━━━━━ Given passage ━━━━━

TL;DR: 4 vCPU count for 1 socket and 2 sockets count for 1 server wherever hyper-threading is enabled or not.

The SE2 rules

I think the Standard Edition rules are quite clear now: maximum server capacity, cluster limit, minimum NUP, and processor metric. Oracle has them in the Database Licensing guideline.

2 socket capacity per server

Oracle Database Standard Edition 2 may only be licensed on servers that have a maximum capacity of 2 sockets.

We are talking about capacity which means that even when you remove a processor from a 4 socket server, it is still a 4 socket server. You cannot run Standard Edition if the servers have be the possibility for more than 2 sockets per server whether there is a processor in the socket or not.

2 socket used per cluster

When used with Oracle Real Application Clusters, Oracle Database Standard Edition 2 may only be licensed on a maximum of 2 one-socket servers

This one is not about capacity. You can remove a processor from a bi-socket to become a one-socket server, and then build a cluster running RAC in Standard Edition with 2 of those nodes. The good thing is that you can even use Oracle hypervisor (OVM or KVM), LPAR or Zones to pin one socket only for the usage of Oracle, and use the other for something else. The bad thing is that as of 19c, RAC with Standard Edition is not possible anymore. You can run the new SE HA which allows more on one node (up to the 2 socket rule) because the other node is stopped (the 10 days rule).

At least 10 NUP per server

The minimum when licensing by Named User Plus (NUP) metric is 10 NUP licenses per server.

Even when you didn’t choose the processor metric you need to count the servers. For example, if your vSphere cluster runs on 4 bi-socket servers, you need to buy 40 NUP licenses even if you can count a smaller population of users.

Processor metric

When licensing Oracle programs with … Standard Edition in the product name, a processor is counted equivalent to a socket; however, in the case of multi-chip modules, each chip in the multi-chip module is counted as one occupied socket.

A socket is a plastic slot where you can put a processor in it. This is what counts for the “2 socket capacity per server”. An occupied socket is one with a processor, physically or pinned with an accepted hard partitioning hypervisor method (Solaris Zones, IBM LPAR, Oracle OVM or KVM,…). This is what counts for the “2 socket occupied per cluster” rule. Intel is not concerned by the multi-module chip exception.

━━━━━

## Given request 1
In the passage on Oracle Standard Edition 2 licensing, begin at the words "I think the" and stop after "of 2 sockets.". Write that part out again, swapping "Standard Edition" for "SE" each time it appears.
## Given request 2
Write the next part of the passage on Oracle Standard Edition 2 licensing, picking up after its last sentence.

━━━━━ Supplied entries ━━━━━

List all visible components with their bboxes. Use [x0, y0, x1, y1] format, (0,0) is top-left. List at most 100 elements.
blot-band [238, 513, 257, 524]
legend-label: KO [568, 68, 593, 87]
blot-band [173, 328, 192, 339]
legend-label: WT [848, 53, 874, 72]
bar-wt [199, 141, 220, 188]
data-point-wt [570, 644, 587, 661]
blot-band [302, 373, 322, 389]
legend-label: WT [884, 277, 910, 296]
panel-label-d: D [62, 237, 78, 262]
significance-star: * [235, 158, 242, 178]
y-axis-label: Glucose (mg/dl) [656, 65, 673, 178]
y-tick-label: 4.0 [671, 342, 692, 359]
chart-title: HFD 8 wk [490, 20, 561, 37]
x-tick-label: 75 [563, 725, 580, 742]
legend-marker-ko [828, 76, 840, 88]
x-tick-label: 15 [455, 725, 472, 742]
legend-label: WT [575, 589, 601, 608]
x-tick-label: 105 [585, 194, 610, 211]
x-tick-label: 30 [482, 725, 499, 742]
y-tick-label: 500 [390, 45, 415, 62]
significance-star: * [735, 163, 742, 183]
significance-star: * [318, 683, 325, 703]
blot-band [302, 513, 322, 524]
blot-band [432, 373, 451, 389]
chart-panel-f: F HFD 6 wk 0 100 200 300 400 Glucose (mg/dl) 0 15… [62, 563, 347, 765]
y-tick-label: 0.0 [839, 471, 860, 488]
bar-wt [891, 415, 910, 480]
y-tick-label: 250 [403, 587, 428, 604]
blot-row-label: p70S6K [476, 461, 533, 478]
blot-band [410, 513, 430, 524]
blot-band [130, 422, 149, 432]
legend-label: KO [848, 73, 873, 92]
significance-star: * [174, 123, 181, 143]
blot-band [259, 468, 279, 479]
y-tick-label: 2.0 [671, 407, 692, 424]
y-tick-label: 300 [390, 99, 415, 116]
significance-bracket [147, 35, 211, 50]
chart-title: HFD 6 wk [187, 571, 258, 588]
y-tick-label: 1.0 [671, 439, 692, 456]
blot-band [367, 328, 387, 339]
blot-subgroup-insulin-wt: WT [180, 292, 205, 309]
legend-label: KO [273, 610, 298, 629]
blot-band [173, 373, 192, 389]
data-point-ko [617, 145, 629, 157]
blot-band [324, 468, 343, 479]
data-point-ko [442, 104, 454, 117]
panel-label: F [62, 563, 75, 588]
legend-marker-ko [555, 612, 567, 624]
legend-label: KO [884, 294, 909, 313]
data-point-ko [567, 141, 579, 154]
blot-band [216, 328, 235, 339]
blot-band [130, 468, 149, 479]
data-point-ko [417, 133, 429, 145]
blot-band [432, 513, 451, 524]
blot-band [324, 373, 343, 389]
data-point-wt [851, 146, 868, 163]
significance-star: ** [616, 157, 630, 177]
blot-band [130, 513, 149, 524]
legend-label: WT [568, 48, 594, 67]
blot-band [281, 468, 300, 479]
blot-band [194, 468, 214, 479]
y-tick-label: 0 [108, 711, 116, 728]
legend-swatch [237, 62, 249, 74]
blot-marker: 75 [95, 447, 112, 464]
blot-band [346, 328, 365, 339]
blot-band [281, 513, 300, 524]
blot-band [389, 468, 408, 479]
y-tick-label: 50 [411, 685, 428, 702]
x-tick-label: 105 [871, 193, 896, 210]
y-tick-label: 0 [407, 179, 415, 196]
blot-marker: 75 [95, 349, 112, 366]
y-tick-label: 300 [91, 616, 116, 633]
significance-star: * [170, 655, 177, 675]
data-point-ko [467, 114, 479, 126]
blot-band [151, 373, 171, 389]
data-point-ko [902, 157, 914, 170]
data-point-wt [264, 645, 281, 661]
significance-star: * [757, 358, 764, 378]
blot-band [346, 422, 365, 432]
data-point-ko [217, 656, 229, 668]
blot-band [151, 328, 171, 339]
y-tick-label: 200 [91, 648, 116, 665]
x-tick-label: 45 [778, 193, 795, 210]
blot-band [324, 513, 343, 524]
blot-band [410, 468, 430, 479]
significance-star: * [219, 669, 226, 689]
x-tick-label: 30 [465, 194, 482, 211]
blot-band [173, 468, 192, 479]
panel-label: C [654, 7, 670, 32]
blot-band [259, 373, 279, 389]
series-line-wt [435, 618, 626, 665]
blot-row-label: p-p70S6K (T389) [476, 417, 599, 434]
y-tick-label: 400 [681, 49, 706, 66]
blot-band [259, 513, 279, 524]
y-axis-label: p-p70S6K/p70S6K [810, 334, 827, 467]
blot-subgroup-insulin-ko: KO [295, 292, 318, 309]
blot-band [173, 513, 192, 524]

━━━━━

## Task response 1
I think the SE rules are quite clear now: maximum server capacity, cluster limit, minimum NUP, and processor metric. Oracle has them in the Database Licensing guideline.

2 socket capacity per server

Oracle Database SE 2 may only be licensed on servers that have a maximum capacity of 2 sockets.

## Task response 2
What about the cloud?

So, the rules mention servers, sockets and processors. How does this apply to modern computing where you provision a number of vCPU without knowing anything about the underlying hardware? In the AWS shared responsibility model you are responsible for the Oracle Licences (BYOL – Bring Your Own Licences) but they are responsible for the physical servers.

Oracle established the rules (which may or may not be referenced by your contract) in the Licensing Oracle Software in the Cloud Computing Environment (for educational purposes only – refer to your contract if you want the legal interpretation).

This document is only for AWS and Azure. There’s no agreement with Google Cloud and then you cannot run an Oracle software under license. Same without your local cloud provider: you are reduced to hosting on physical servers. The Oracle Public Cloud has its own rules and you can license Standard Edition on a compute instance with up to 16 OCPU and one processor license covers 4 OCPU (which is 2 hyper-threaded Intel cores).

Oracle authorizes to run on those 2 competitor public clouds. But they generally double the licenses required on competitor platforms in order to be cheaper on their own. They did that on-premises a long time ago for IBM processors and they do that now for Amazon AWS and Microsoft Azure.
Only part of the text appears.